Task objective –
If a line of the entries below includes the word "geplaatst", it counts; state the total and nothing further.

[Provided information — start]

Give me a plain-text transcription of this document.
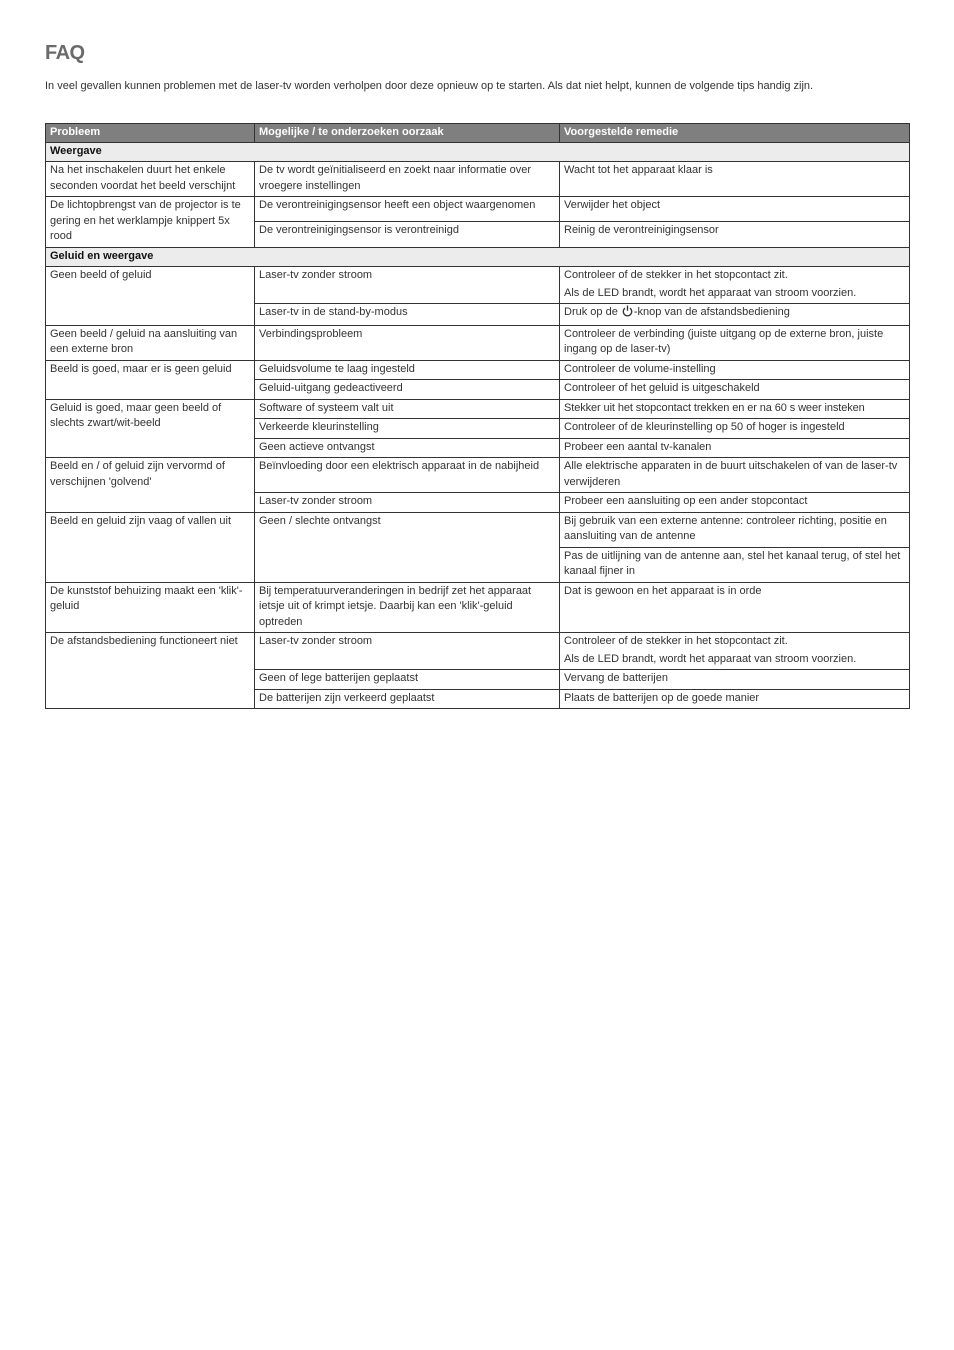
FAQ

In veel gevallen kunnen problemen met de laser-tv worden verholpen door deze opnieuw op te starten. Als dat niet helpt, kunnen de volgende tips handig zijn.

Probleem	Mogelijke / te onderzoeken oorzaak	Voorgestelde remedie
Weergave		
Na het inschakelen duurt het enkele seconden voordat het beeld verschijnt	De tv wordt geïnitialiseerd en zoekt naar informatie over vroegere instellingen	Wacht tot het apparaat klaar is
De lichtopbrengst van de projector is te gering en het werklampje knippert 5x rood	De verontreinigingsensor heeft een object waargenomen	Verwijder het object
	De verontreinigingsensor is verontreinigd	Reinig de verontreinigingsensor
Geluid en weergave		
Geen beeld of geluid	Laser-tv zonder stroom	Controleer of de stekker in het stopcontact zit.
Als de LED brandt, wordt het apparaat van stroom voorzien.

	Laser-tv in de stand-by-modus	Druk op de -knop van de afstandsbediening
Geen beeld / geluid na aansluiting van een externe bron	Verbindingsprobleem	Controleer de verbinding (juiste uitgang op de externe bron, juiste ingang op de laser-tv)
Beeld is goed, maar er is geen geluid	Geluidsvolume te laag ingesteld	Controleer de volume-instelling
	Geluid-uitgang gedeactiveerd	Controleer of het geluid is uitgeschakeld
Geluid is goed, maar geen beeld of slechts zwart/wit-beeld	Software of systeem valt uit	Stekker uit het stopcontact trekken en er na 60 s weer insteken
	Verkeerde kleurinstelling	Controleer of de kleurinstelling op 50 of hoger is ingesteld
	Geen actieve ontvangst	Probeer een aantal tv-kanalen
Beeld en / of geluid zijn vervormd of verschijnen 'golvend'	Beïnvloeding door een elektrisch apparaat in de nabijheid	Alle elektrische apparaten in de buurt uitschakelen of van de laser-tv verwijderen
	Laser-tv zonder stroom	Probeer een aansluiting op een ander stopcontact
Beeld en geluid zijn vaag of vallen uit	Geen / slechte ontvangst	Bij gebruik van een externe antenne: controleer richting, positie en aansluiting van de antenne
		Pas de uitlijning van de antenne aan, stel het kanaal terug, of stel het kanaal fijner in
De kunststof behuizing maakt een 'klik'-geluid	Bij temperatuurveranderingen in bedrijf zet het apparaat ietsje uit of krimpt ietsje. Daarbij kan een 'klik'-geluid optreden	Dat is gewoon en het apparaat is in orde
De afstandsbediening functioneert niet	Laser-tv zonder stroom	Controleer of de stekker in het stopcontact zit.
Als de LED brandt, wordt het apparaat van stroom voorzien.

	Geen of lege batterijen geplaatst	Vervang de batterijen
	De batterijen zijn verkeerd geplaatst	Plaats de batterijen op de goede manier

[Provided information — finish]

Reply to the task –
2